━━━ RECORDS FOR THE EXERCISE ━━━

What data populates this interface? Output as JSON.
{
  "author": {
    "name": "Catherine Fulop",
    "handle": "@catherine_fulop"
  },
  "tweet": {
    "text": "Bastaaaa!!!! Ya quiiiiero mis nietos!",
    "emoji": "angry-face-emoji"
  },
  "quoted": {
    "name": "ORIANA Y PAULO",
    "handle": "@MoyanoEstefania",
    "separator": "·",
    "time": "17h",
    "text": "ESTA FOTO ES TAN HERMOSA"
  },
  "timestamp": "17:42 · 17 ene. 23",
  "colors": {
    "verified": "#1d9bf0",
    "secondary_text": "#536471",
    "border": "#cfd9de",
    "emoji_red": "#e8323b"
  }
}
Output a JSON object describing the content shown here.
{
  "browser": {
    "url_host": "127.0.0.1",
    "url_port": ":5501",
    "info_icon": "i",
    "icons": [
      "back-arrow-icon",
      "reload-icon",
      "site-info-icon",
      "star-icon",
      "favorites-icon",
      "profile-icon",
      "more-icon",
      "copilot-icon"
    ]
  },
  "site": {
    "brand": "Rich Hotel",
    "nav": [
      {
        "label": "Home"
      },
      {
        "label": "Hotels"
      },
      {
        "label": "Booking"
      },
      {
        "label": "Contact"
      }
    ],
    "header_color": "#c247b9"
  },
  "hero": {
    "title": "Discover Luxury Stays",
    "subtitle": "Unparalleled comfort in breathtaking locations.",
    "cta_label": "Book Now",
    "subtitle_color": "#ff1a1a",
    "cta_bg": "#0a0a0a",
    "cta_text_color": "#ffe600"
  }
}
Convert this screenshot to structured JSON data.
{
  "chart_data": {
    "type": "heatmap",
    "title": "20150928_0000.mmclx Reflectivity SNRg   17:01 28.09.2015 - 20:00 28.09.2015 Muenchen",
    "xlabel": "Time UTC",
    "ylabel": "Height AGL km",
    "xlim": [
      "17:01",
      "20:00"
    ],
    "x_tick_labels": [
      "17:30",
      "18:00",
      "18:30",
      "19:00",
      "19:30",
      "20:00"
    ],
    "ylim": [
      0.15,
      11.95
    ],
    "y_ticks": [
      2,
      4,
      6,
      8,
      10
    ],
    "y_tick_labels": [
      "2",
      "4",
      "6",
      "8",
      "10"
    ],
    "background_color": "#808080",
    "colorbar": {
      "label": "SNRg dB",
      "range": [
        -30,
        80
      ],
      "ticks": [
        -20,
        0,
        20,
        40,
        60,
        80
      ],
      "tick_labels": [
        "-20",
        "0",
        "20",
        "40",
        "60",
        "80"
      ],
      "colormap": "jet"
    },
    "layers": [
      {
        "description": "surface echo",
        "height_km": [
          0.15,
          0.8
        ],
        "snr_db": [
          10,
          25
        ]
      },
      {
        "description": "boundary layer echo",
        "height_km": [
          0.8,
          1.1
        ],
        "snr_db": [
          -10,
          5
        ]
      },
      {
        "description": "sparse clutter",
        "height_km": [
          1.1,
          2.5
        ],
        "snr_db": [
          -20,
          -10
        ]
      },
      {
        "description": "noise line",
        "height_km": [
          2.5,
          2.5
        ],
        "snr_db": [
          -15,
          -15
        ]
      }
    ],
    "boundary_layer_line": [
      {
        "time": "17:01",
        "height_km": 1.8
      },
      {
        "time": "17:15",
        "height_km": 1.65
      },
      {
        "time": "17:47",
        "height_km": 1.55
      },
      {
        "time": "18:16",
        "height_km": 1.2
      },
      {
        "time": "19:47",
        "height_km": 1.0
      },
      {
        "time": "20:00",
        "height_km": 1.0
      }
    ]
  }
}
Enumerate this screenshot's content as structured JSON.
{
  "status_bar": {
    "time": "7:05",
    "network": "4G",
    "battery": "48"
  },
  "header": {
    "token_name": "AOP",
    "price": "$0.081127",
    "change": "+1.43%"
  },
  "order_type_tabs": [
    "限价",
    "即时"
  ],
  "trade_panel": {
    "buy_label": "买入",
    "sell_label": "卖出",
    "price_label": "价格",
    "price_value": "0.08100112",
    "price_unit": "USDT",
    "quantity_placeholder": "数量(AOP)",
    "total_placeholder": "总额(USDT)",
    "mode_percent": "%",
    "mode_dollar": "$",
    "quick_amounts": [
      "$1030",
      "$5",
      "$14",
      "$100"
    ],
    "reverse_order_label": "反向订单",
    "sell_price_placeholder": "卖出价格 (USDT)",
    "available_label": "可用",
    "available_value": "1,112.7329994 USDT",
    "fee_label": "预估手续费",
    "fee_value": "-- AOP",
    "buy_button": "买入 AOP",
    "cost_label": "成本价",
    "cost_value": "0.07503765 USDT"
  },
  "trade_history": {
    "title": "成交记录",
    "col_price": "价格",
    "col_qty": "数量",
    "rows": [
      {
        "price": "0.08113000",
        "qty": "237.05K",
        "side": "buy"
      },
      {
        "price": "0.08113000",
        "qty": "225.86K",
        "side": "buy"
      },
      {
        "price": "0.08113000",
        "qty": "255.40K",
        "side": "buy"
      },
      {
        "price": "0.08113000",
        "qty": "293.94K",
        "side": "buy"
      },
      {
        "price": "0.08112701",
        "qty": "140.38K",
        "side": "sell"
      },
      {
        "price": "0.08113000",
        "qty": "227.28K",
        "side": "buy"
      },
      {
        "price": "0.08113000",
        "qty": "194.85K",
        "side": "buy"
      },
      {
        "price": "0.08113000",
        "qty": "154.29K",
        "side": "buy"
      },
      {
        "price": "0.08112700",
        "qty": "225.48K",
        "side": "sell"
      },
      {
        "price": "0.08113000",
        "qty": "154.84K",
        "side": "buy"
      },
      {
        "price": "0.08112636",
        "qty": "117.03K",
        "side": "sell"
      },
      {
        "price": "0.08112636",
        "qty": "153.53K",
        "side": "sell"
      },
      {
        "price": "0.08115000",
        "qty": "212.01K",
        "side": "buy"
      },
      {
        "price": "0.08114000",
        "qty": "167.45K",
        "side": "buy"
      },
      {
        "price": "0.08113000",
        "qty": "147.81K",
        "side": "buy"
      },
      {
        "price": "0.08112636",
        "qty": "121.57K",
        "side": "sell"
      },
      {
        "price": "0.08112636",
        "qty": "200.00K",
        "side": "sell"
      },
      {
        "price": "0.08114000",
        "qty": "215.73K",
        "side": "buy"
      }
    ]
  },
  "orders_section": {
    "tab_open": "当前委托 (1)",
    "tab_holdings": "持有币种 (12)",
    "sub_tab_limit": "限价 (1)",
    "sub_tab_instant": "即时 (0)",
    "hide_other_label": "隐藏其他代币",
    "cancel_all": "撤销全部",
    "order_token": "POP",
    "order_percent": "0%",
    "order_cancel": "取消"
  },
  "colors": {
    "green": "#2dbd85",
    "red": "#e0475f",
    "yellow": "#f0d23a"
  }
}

━━━

PROMPT →
Repeat the material in full, exactly as it stands.

EXERCISE ANSWER →
What data populates this interface? Output as JSON.
{
  "author": {
    "name": "Catherine Fulop",
    "handle": "@catherine_fulop"
  },
  "tweet": {
    "text": "Bastaaaa!!!! Ya quiiiiero mis nietos!",
    "emoji": "angry-face-emoji"
  },
  "quoted": {
    "name": "ORIANA Y PAULO",
    "handle": "@MoyanoEstefania",
    "separator": "·",
    "time": "17h",
    "text": "ESTA FOTO ES TAN HERMOSA"
  },
  "timestamp": "17:42 · 17 ene. 23",
  "colors": {
    "verified": "#1d9bf0",
    "secondary_text": "#536471",
    "border": "#cfd9de",
    "emoji_red": "#e8323b"
  }
}
Output a JSON object describing the content shown here.
{
  "browser": {
    "url_host": "127.0.0.1",
    "url_port": ":5501",
    "info_icon": "i",
    "icons": [
      "back-arrow-icon",
      "reload-icon",
      "site-info-icon",
      "star-icon",
      "favorites-icon",
      "profile-icon",
      "more-icon",
      "copilot-icon"
    ]
  },
  "site": {
    "brand": "Rich Hotel",
    "nav": [
      {
        "label": "Home"
      },
      {
        "label": "Hotels"
      },
      {
        "label": "Booking"
      },
      {
        "label": "Contact"
      }
    ],
    "header_color": "#c247b9"
  },
  "hero": {
    "title": "Discover Luxury Stays",
    "subtitle": "Unparalleled comfort in breathtaking locations.",
    "cta_label": "Book Now",
    "subtitle_color": "#ff1a1a",
    "cta_bg": "#0a0a0a",
    "cta_text_color": "#ffe600"
  }
}
Convert this screenshot to structured JSON data.
{
  "chart_data": {
    "type": "heatmap",
    "title": "20150928_0000.mmclx Reflectivity SNRg   17:01 28.09.2015 - 20:00 28.09.2015 Muenchen",
    "xlabel": "Time UTC",
    "ylabel": "Height AGL km",
    "xlim": [
      "17:01",
      "20:00"
    ],
    "x_tick_labels": [
      "17:30",
      "18:00",
      "18:30",
      "19:00",
      "19:30",
      "20:00"
    ],
    "ylim": [
      0.15,
      11.95
    ],
    "y_ticks": [
      2,
      4,
      6,
      8,
      10
    ],
    "y_tick_labels": [
      "2",
      "4",
      "6",
      "8",
      "10"
    ],
    "background_color": "#808080",
    "colorbar": {
      "label": "SNRg dB",
      "range": [
        -30,
        80
      ],
      "ticks": [
        -20,
        0,
        20,
        40,
        60,
        80
      ],
      "tick_labels": [
        "-20",
        "0",
        "20",
        "40",
        "60",
        "80"
      ],
      "colormap": "jet"
    },
    "layers": [
      {
        "description": "surface echo",
        "height_km": [
          0.15,
          0.8
        ],
        "snr_db": [
          10,
          25
        ]
      },
      {
        "description": "boundary layer echo",
        "height_km": [
          0.8,
          1.1
        ],
        "snr_db": [
          -10,
          5
        ]
      },
      {
        "description": "sparse clutter",
        "height_km": [
          1.1,
          2.5
        ],
        "snr_db": [
          -20,
          -10
        ]
      },
      {
        "description": "noise line",
        "height_km": [
          2.5,
          2.5
        ],
        "snr_db": [
          -15,
          -15
        ]
      }
    ],
    "boundary_layer_line": [
      {
        "time": "17:01",
        "height_km": 1.8
      },
      {
        "time": "17:15",
        "height_km": 1.65
      },
      {
        "time": "17:47",
        "height_km": 1.55
      },
      {
        "time": "18:16",
        "height_km": 1.2
      },
      {
        "time": "19:47",
        "height_km": 1.0
      },
      {
        "time": "20:00",
        "height_km": 1.0
      }
    ]
  }
}
Enumerate this screenshot's content as structured JSON.
{
  "status_bar": {
    "time": "7:05",
    "network": "4G",
    "battery": "48"
  },
  "header": {
    "token_name": "AOP",
    "price": "$0.081127",
    "change": "+1.43%"
  },
  "order_type_tabs": [
    "限价",
    "即时"
  ],
  "trade_panel": {
    "buy_label": "买入",
    "sell_label": "卖出",
    "price_label": "价格",
    "price_value": "0.08100112",
    "price_unit": "USDT",
    "quantity_placeholder": "数量(AOP)",
    "total_placeholder": "总额(USDT)",
    "mode_percent": "%",
    "mode_dollar": "$",
    "quick_amounts": [
      "$1030",
      "$5",
      "$14",
      "$100"
    ],
    "reverse_order_label": "反向订单",
    "sell_price_placeholder": "卖出价格 (USDT)",
    "available_label": "可用",
    "available_value": "1,112.7329994 USDT",
    "fee_label": "预估手续费",
    "fee_value": "-- AOP",
    "buy_button": "买入 AOP",
    "cost_label": "成本价",
    "cost_value": "0.07503765 USDT"
  },
  "trade_history": {
    "title": "成交记录",
    "col_price": "价格",
    "col_qty": "数量",
    "rows": [
      {
        "price": "0.08113000",
        "qty": "237.05K",
        "side": "buy"
      },
      {
        "price": "0.08113000",
        "qty": "225.86K",
        "side": "buy"
      },
      {
        "price": "0.08113000",
        "qty": "255.40K",
        "side": "buy"
      },
      {
        "price": "0.08113000",
        "qty": "293.94K",
        "side": "buy"
      },
      {
        "price": "0.08112701",
        "qty": "140.38K",
        "side": "sell"
      },
      {
        "price": "0.08113000",
        "qty": "227.28K",
        "side": "buy"
      },
      {
        "price": "0.08113000",
        "qty": "194.85K",
        "side": "buy"
      },
      {
        "price": "0.08113000",
        "qty": "154.29K",
        "side": "buy"
      },
      {
        "price": "0.08112700",
        "qty": "225.48K",
        "side": "sell"
      },
      {
        "price": "0.08113000",
        "qty": "154.84K",
        "side": "buy"
      },
      {
        "price": "0.08112636",
        "qty": "117.03K",
        "side": "sell"
      },
      {
        "price": "0.08112636",
        "qty": "153.53K",
        "side": "sell"
      },
      {
        "price": "0.08115000",
        "qty": "212.01K",
        "side": "buy"
      },
      {
        "price": "0.08114000",
        "qty": "167.45K",
        "side": "buy"
      },
      {
        "price": "0.08113000",
        "qty": "147.81K",
        "side": "buy"
      },
      {
        "price": "0.08112636",
        "qty": "121.57K",
        "side": "sell"
      },
      {
        "price": "0.08112636",
        "qty": "200.00K",
        "side": "sell"
      },
      {
        "price": "0.08114000",
        "qty": "215.73K",
        "side": "buy"
      }
    ]
  },
  "orders_section": {
    "tab_open": "当前委托 (1)",
    "tab_holdings": "持有币种 (12)",
    "sub_tab_limit": "限价 (1)",
    "sub_tab_instant": "即时 (0)",
    "hide_other_label": "隐藏其他代币",
    "cancel_all": "撤销全部",
    "order_token": "POP",
    "order_percent": "0%",
    "order_cancel": "取消"
  },
  "colors": {
    "green": "#2dbd85",
    "red": "#e0475f",
    "yellow": "#f0d23a"
  }
}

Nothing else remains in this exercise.